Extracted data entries
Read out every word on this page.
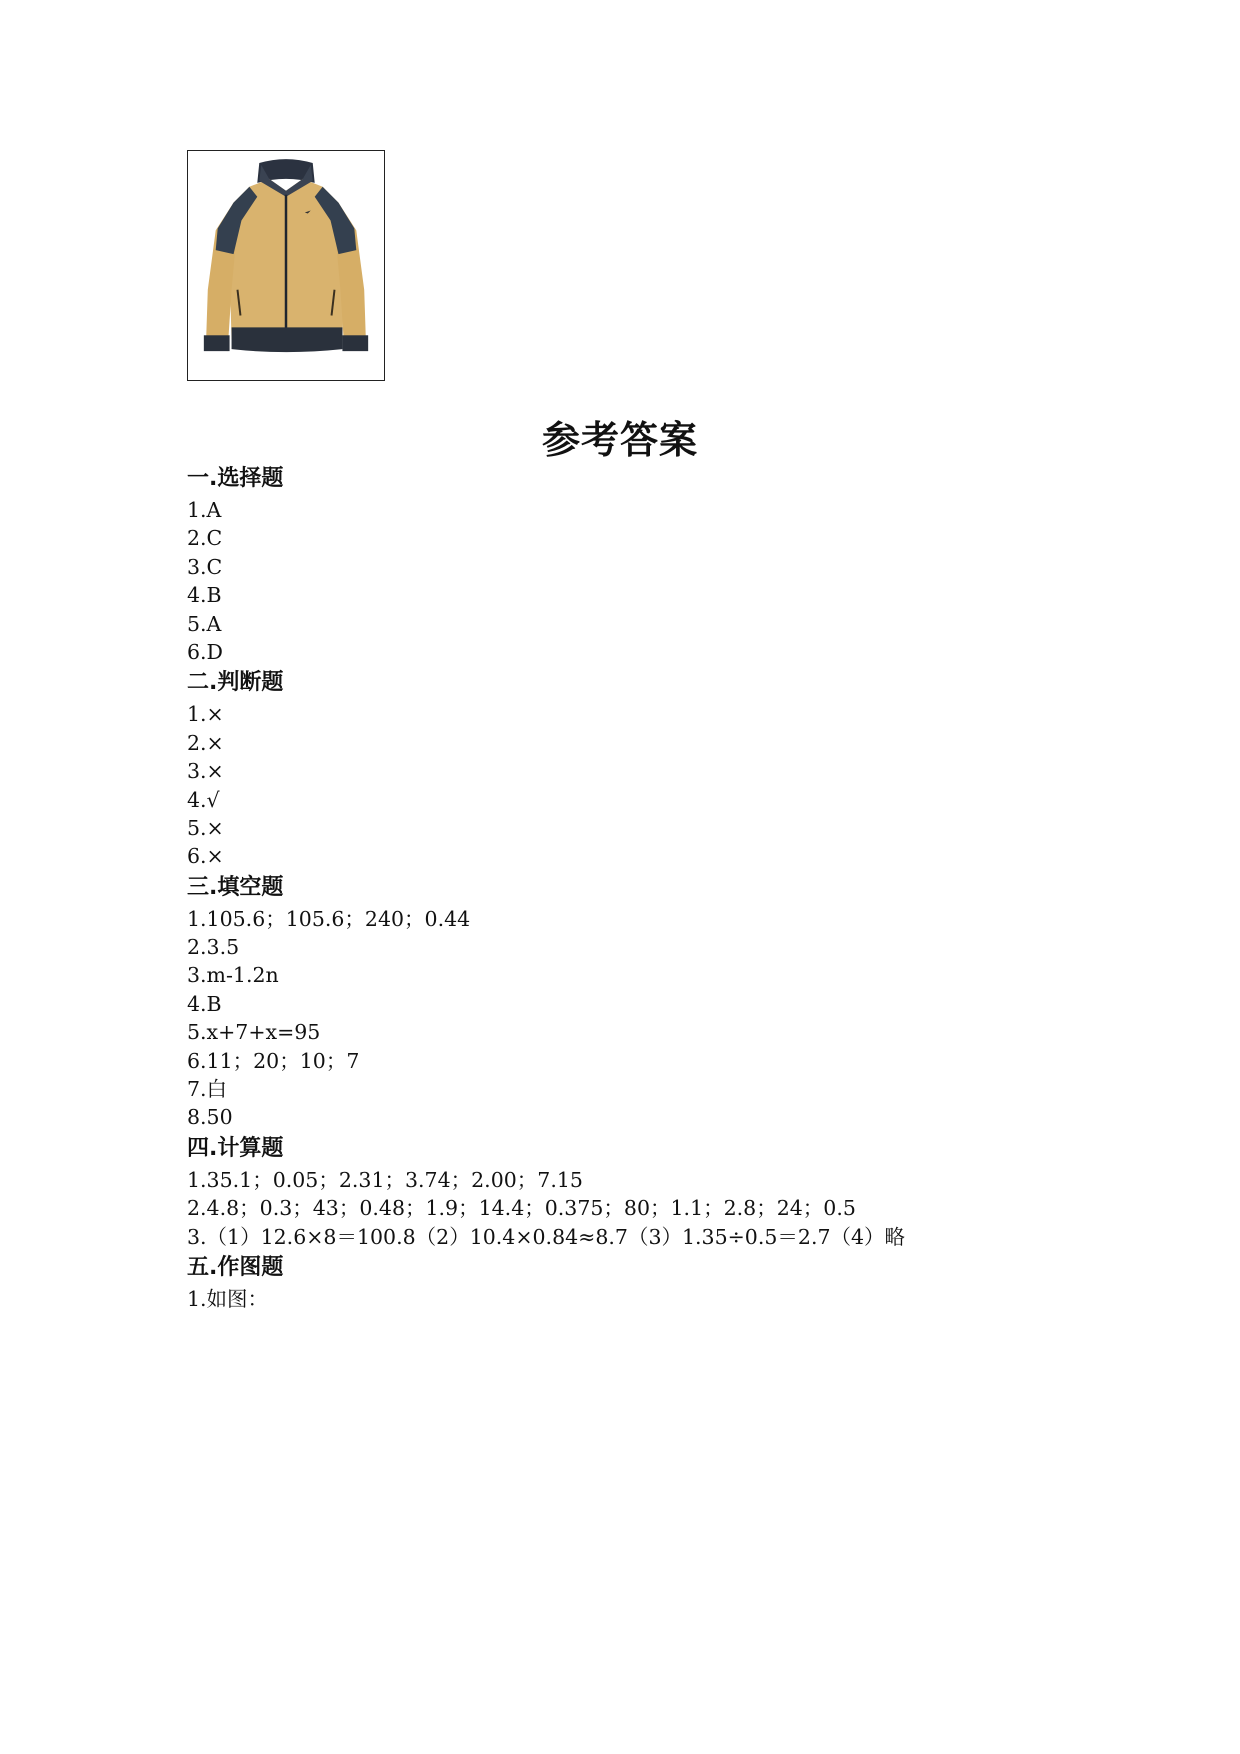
参考答案
一.选择题
1.A
2.C
3.C
4.B
5.A
6.D
二.判断题
1.×
2.×
3.×
4.√
5.×
6.×
三.填空题
1.105.6；105.6；240；0.44
2.3.5
3.m-1.2n
4.B
5.x+7+x=95
6.11；20；10；7
7.白
8.50
四.计算题
1.35.1；0.05；2.31；3.74；2.00；7.15
2.4.8；0.3；43；0.48；1.9；14.4；0.375；80；1.1；2.8；24；0.5
3.（1）12.6×8＝100.8（2）10.4×0.84≈8.7（3）1.35÷0.5＝2.7（4）略
五.作图题
1.如图：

§ Problem description: Reproduce each line of the records exactly, and omit every picture.

§ Output for this task:
Read out every word on this page.
参考答案
一.选择题
1.A
2.C
3.C
4.B
5.A
6.D
二.判断题
1.×
2.×
3.×
4.√
5.×
6.×
三.填空题
1.105.6；105.6；240；0.44
2.3.5
3.m-1.2n
4.B
5.x+7+x=95
6.11；20；10；7
7.白
8.50
四.计算题
1.35.1；0.05；2.31；3.74；2.00；7.15
2.4.8；0.3；43；0.48；1.9；14.4；0.375；80；1.1；2.8；24；0.5
3.（1）12.6×8＝100.8（2）10.4×0.84≈8.7（3）1.35÷0.5＝2.7（4）略
五.作图题
1.如图：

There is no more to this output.